Give the entries back exactly, dropping each image.

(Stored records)
########################################
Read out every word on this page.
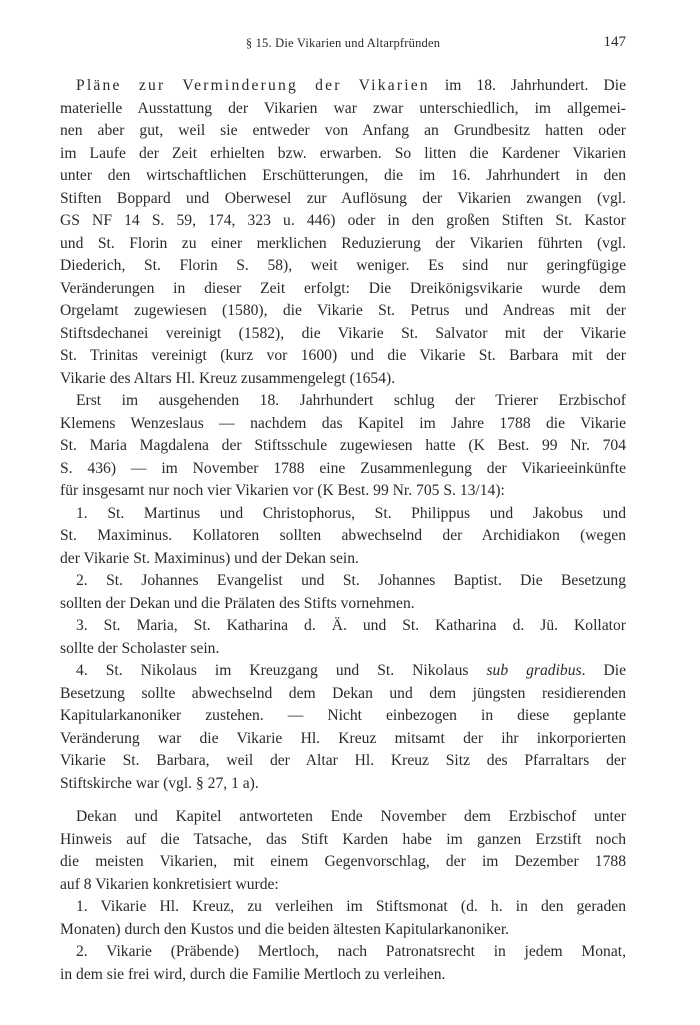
§ 15. Die Vikarien und Altarpfründen	147
Pläne zur Verminderung der Vikarien im 18. Jahrhundert. Die
materielle Ausstattung der Vikarien war zwar unterschiedlich, im allgemei-
nen aber gut, weil sie entweder von Anfang an Grundbesitz hatten oder
im Laufe der Zeit erhielten bzw. erwarben. So litten die Kardener Vikarien
unter den wirtschaftlichen Erschütterungen, die im 16. Jahrhundert in den
Stiften Boppard und Oberwesel zur Auflösung der Vikarien zwangen (vgl.
GS NF 14 S. 59, 174, 323 u. 446) oder in den großen Stiften St. Kastor
und St. Florin zu einer merklichen Reduzierung der Vikarien führten (vgl.
Diederich, St. Florin S. 58), weit weniger. Es sind nur geringfügige
Veränderungen in dieser Zeit erfolgt: Die Dreikönigsvikarie wurde dem
Orgelamt zugewiesen (1580), die Vikarie St. Petrus und Andreas mit der
Stiftsdechanei vereinigt (1582), die Vikarie St. Salvator mit der Vikarie
St. Trinitas vereinigt (kurz vor 1600) und die Vikarie St. Barbara mit der
Vikarie des Altars Hl. Kreuz zusammengelegt (1654).
Erst im ausgehenden 18. Jahrhundert schlug der Trierer Erzbischof
Klemens Wenzeslaus — nachdem das Kapitel im Jahre 1788 die Vikarie
St. Maria Magdalena der Stiftsschule zugewiesen hatte (K Best. 99 Nr. 704
S. 436) — im November 1788 eine Zusammenlegung der Vikarieeinkünfte
für insgesamt nur noch vier Vikarien vor (K Best. 99 Nr. 705 S. 13/14):
1. St. Martinus und Christophorus, St. Philippus und Jakobus und
St. Maximinus. Kollatoren sollten abwechselnd der Archidiakon (wegen
der Vikarie St. Maximinus) und der Dekan sein.
2. St. Johannes Evangelist und St. Johannes Baptist. Die Besetzung
sollten der Dekan und die Prälaten des Stifts vornehmen.
3. St. Maria, St. Katharina d. Ä. und St. Katharina d. Jü. Kollator
sollte der Scholaster sein.
4. St. Nikolaus im Kreuzgang und St. Nikolaus sub gradibus. Die
Besetzung sollte abwechselnd dem Dekan und dem jüngsten residierenden
Kapitularkanoniker zustehen. — Nicht einbezogen in diese geplante
Veränderung war die Vikarie Hl. Kreuz mitsamt der ihr inkorporierten
Vikarie St. Barbara, weil der Altar Hl. Kreuz Sitz des Pfarraltars der
Stiftskirche war (vgl. § 27, 1 a).
Dekan und Kapitel antworteten Ende November dem Erzbischof unter
Hinweis auf die Tatsache, das Stift Karden habe im ganzen Erzstift noch
die meisten Vikarien, mit einem Gegenvorschlag, der im Dezember 1788
auf 8 Vikarien konkretisiert wurde:
1. Vikarie Hl. Kreuz, zu verleihen im Stiftsmonat (d. h. in den geraden
Monaten) durch den Kustos und die beiden ältesten Kapitularkanoniker.
2. Vikarie (Präbende) Mertloch, nach Patronatsrecht in jedem Monat,
in dem sie frei wird, durch die Familie Mertloch zu verleihen.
########################################
> [Exercise output]:
Read out every word on this page.
§ 15. Die Vikarien und Altarpfründen	147
Pläne zur Verminderung der Vikarien im 18. Jahrhundert. Die
materielle Ausstattung der Vikarien war zwar unterschiedlich, im allgemei-
nen aber gut, weil sie entweder von Anfang an Grundbesitz hatten oder
im Laufe der Zeit erhielten bzw. erwarben. So litten die Kardener Vikarien
unter den wirtschaftlichen Erschütterungen, die im 16. Jahrhundert in den
Stiften Boppard und Oberwesel zur Auflösung der Vikarien zwangen (vgl.
GS NF 14 S. 59, 174, 323 u. 446) oder in den großen Stiften St. Kastor
und St. Florin zu einer merklichen Reduzierung der Vikarien führten (vgl.
Diederich, St. Florin S. 58), weit weniger. Es sind nur geringfügige
Veränderungen in dieser Zeit erfolgt: Die Dreikönigsvikarie wurde dem
Orgelamt zugewiesen (1580), die Vikarie St. Petrus und Andreas mit der
Stiftsdechanei vereinigt (1582), die Vikarie St. Salvator mit der Vikarie
St. Trinitas vereinigt (kurz vor 1600) und die Vikarie St. Barbara mit der
Vikarie des Altars Hl. Kreuz zusammengelegt (1654).
Erst im ausgehenden 18. Jahrhundert schlug der Trierer Erzbischof
Klemens Wenzeslaus — nachdem das Kapitel im Jahre 1788 die Vikarie
St. Maria Magdalena der Stiftsschule zugewiesen hatte (K Best. 99 Nr. 704
S. 436) — im November 1788 eine Zusammenlegung der Vikarieeinkünfte
für insgesamt nur noch vier Vikarien vor (K Best. 99 Nr. 705 S. 13/14):
1. St. Martinus und Christophorus, St. Philippus und Jakobus und
St. Maximinus. Kollatoren sollten abwechselnd der Archidiakon (wegen
der Vikarie St. Maximinus) und der Dekan sein.
2. St. Johannes Evangelist und St. Johannes Baptist. Die Besetzung
sollten der Dekan und die Prälaten des Stifts vornehmen.
3. St. Maria, St. Katharina d. Ä. und St. Katharina d. Jü. Kollator
sollte der Scholaster sein.
4. St. Nikolaus im Kreuzgang und St. Nikolaus sub gradibus. Die
Besetzung sollte abwechselnd dem Dekan und dem jüngsten residierenden
Kapitularkanoniker zustehen. — Nicht einbezogen in diese geplante
Veränderung war die Vikarie Hl. Kreuz mitsamt der ihr inkorporierten
Vikarie St. Barbara, weil der Altar Hl. Kreuz Sitz des Pfarraltars der
Stiftskirche war (vgl. § 27, 1 a).
Dekan und Kapitel antworteten Ende November dem Erzbischof unter
Hinweis auf die Tatsache, das Stift Karden habe im ganzen Erzstift noch
die meisten Vikarien, mit einem Gegenvorschlag, der im Dezember 1788
auf 8 Vikarien konkretisiert wurde:
1. Vikarie Hl. Kreuz, zu verleihen im Stiftsmonat (d. h. in den geraden
Monaten) durch den Kustos und die beiden ältesten Kapitularkanoniker.
2. Vikarie (Präbende) Mertloch, nach Patronatsrecht in jedem Monat,
in dem sie frei wird, durch die Familie Mertloch zu verleihen.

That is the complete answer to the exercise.